**Task details**
Check each line of the material below for "Powered", then copy the ones that contain it.

**Dataset entries**

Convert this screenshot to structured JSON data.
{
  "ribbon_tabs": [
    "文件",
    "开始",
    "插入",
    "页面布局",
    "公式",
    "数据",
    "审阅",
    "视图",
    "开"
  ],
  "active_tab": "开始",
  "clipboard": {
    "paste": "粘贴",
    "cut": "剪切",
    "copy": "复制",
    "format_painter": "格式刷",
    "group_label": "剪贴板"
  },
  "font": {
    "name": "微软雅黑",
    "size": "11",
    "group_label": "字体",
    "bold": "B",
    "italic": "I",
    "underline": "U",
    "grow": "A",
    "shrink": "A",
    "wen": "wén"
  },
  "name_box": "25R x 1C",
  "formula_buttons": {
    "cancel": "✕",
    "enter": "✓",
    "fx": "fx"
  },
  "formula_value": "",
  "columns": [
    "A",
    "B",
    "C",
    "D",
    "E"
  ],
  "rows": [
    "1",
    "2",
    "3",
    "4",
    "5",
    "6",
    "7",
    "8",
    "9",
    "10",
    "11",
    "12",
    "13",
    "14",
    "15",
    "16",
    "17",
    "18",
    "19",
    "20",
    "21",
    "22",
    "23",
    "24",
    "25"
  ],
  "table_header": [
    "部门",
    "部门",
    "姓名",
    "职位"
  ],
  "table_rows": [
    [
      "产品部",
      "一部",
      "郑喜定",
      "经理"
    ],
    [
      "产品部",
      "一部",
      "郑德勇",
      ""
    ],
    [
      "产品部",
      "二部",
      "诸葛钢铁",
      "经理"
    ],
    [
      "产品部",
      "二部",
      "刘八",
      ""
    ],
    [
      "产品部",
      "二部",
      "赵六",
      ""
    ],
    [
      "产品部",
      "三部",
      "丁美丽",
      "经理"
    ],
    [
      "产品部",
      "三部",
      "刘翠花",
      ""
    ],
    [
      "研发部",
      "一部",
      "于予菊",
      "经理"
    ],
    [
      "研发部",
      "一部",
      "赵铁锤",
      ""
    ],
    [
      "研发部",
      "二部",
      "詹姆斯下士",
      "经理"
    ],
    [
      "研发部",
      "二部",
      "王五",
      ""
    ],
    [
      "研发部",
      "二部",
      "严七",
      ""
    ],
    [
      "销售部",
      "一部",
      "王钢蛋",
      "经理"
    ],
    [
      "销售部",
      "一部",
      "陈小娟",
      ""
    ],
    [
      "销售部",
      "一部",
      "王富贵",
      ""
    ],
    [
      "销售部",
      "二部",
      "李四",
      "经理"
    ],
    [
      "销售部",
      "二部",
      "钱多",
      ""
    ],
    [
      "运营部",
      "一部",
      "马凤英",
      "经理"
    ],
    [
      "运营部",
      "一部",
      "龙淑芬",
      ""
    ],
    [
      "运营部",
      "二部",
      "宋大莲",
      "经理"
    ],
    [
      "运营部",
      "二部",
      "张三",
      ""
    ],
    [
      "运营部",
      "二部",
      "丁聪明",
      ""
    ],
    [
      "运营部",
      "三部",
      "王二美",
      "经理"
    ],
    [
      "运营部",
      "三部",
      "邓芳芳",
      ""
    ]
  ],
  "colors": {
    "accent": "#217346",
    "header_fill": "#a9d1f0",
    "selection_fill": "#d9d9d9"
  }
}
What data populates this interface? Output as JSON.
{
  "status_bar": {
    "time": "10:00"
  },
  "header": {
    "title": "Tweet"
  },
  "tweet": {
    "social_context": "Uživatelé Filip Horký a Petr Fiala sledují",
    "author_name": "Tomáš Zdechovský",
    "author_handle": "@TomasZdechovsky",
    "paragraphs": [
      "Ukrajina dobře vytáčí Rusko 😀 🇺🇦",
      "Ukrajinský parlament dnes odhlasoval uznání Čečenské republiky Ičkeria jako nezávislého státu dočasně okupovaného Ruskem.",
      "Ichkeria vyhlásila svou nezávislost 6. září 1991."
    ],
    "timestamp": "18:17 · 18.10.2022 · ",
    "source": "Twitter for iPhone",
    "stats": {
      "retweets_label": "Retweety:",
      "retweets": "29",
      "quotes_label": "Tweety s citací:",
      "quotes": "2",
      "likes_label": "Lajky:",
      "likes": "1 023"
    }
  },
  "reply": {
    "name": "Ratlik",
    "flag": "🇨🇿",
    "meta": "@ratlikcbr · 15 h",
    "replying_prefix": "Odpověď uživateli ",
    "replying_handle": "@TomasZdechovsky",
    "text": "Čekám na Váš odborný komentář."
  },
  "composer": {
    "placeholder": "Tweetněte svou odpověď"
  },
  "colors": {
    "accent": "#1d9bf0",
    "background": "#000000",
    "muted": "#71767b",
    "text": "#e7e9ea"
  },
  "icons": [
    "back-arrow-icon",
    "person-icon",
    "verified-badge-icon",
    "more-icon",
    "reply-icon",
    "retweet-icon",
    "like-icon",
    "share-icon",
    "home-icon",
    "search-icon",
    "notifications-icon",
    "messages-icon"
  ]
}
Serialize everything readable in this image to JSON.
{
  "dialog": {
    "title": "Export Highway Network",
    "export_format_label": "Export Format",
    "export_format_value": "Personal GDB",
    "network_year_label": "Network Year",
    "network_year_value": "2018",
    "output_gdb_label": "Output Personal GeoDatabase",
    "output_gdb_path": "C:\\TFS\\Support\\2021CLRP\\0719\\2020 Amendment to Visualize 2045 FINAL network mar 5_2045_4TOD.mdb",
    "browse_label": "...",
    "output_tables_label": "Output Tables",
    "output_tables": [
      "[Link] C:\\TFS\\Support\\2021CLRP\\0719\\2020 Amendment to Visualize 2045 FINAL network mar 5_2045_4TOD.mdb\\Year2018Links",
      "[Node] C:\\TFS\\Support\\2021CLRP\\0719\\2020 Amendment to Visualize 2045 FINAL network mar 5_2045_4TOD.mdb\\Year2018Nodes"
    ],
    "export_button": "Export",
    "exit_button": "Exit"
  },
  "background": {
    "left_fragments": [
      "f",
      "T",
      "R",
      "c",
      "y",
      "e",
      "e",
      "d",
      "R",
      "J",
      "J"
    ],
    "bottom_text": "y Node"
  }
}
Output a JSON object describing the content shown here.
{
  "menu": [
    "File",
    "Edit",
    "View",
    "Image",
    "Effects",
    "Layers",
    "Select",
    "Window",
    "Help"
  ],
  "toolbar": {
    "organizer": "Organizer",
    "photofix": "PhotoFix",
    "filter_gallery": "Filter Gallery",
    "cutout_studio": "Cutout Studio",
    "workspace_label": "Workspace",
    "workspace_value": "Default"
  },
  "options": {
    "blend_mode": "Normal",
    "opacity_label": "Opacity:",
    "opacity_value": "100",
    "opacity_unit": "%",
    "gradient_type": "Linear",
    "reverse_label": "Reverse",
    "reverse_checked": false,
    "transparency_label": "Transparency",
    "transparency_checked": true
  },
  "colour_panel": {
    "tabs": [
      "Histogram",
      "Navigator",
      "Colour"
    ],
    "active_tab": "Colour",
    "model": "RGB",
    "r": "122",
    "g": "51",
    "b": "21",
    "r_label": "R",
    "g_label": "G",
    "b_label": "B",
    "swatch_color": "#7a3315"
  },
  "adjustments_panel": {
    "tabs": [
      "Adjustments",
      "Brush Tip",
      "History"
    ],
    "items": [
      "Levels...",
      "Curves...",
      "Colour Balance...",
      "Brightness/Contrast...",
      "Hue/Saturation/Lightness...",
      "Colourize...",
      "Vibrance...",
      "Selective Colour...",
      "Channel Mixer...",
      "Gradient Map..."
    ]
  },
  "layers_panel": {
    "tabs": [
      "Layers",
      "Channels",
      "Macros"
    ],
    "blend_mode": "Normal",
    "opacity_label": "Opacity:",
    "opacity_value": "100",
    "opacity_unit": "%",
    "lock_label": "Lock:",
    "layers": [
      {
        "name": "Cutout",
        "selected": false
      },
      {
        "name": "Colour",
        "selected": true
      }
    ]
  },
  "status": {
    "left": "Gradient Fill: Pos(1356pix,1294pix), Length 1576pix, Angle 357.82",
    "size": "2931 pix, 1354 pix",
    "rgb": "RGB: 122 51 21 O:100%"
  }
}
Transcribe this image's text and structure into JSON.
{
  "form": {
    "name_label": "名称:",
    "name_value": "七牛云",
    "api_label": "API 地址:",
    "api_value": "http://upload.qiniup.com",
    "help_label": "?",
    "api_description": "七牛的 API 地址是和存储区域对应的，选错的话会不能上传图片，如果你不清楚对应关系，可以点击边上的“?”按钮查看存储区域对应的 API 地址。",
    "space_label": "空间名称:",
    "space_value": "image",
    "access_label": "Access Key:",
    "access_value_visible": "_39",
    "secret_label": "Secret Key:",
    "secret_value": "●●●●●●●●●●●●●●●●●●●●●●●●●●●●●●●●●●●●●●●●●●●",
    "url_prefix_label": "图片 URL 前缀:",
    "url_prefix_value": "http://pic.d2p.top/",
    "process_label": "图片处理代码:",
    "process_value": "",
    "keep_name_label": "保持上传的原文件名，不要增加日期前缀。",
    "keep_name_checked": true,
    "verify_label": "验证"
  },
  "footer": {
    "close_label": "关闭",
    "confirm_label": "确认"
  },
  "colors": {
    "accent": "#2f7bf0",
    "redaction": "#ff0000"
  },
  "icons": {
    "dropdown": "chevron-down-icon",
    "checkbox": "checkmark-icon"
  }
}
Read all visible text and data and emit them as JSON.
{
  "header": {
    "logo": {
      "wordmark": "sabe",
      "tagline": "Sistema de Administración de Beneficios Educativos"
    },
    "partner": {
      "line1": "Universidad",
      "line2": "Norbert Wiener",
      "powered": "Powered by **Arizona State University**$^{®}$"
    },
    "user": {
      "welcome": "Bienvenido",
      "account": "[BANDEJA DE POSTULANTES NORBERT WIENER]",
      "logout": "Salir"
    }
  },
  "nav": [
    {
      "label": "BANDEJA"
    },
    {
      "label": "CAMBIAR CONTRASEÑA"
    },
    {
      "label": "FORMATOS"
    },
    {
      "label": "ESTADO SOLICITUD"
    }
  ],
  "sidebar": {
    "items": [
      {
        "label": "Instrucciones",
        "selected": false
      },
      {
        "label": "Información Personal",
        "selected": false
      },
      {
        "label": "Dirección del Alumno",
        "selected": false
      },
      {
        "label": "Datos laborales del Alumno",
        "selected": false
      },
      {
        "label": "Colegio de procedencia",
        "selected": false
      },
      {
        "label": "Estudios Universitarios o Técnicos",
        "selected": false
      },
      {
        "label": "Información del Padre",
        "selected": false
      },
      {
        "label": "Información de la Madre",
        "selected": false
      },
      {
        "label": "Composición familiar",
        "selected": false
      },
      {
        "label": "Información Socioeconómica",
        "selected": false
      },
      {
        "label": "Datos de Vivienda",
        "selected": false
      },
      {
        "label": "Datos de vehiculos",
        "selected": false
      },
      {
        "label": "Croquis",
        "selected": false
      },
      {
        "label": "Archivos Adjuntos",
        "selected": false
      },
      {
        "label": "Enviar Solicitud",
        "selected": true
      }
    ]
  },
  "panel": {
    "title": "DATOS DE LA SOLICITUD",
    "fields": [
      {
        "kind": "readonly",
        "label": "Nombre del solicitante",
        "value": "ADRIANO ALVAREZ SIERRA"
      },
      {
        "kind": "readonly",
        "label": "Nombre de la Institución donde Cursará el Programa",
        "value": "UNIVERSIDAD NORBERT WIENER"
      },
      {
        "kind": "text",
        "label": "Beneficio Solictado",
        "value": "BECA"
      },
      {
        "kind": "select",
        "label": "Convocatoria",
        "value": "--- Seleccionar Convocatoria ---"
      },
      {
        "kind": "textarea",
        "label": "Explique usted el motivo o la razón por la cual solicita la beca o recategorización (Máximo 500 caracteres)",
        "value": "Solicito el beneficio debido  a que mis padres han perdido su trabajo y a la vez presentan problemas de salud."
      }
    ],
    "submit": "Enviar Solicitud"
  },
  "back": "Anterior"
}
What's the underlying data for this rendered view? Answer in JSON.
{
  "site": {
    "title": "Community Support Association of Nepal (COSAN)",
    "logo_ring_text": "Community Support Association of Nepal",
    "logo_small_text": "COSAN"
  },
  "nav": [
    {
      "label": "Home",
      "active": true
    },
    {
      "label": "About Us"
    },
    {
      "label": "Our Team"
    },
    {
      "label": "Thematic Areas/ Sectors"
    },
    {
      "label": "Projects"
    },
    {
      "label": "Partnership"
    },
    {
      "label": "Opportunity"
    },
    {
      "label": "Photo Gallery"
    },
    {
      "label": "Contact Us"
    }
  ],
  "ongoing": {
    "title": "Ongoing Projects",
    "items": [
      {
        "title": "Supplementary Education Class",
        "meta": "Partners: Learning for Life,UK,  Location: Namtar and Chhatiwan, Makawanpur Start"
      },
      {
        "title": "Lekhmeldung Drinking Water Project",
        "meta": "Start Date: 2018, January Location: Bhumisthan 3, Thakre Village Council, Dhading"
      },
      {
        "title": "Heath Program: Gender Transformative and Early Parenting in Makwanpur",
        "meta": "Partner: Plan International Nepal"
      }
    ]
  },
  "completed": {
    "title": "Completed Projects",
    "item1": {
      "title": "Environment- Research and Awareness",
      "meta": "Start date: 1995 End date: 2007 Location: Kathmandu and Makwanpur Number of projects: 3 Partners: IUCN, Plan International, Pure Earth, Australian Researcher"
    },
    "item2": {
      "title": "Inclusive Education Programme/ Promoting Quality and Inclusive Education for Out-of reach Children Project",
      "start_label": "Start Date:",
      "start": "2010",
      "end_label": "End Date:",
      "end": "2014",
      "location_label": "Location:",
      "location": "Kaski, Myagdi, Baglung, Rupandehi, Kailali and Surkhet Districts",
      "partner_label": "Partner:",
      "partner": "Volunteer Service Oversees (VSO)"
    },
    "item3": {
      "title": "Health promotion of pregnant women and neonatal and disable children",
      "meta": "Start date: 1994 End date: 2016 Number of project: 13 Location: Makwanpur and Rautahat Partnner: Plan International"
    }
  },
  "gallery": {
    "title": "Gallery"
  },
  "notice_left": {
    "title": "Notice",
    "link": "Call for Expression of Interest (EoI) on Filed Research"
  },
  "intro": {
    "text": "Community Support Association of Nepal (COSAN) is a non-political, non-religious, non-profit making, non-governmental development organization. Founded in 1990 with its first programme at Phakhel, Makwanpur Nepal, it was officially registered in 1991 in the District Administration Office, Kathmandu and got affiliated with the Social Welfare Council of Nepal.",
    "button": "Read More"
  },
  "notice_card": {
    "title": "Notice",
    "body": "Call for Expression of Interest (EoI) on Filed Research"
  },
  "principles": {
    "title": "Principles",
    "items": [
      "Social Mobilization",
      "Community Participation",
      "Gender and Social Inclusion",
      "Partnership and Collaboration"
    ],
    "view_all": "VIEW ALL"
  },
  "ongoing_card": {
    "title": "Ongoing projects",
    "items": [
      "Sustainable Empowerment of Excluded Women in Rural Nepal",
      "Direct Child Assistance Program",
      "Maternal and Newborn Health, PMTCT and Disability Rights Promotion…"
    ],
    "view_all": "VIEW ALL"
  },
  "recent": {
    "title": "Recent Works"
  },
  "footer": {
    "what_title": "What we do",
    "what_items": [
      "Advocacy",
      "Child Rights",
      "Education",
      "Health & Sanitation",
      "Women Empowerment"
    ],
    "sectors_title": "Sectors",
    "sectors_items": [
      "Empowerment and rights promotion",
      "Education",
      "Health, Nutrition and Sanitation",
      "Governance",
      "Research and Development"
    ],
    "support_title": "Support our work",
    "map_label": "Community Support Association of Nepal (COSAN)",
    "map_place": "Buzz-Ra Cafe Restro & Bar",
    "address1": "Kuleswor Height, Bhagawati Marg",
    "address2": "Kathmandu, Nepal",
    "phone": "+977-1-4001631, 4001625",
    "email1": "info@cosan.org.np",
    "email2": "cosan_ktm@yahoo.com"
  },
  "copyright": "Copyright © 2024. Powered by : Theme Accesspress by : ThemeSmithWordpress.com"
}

**Solved exercise**
      "powered": "Powered by **Arizona State University**$^{®}$"
  "copyright": "Copyright © 2024. Powered by : Theme Accesspress by : ThemeSmithWordpress.com"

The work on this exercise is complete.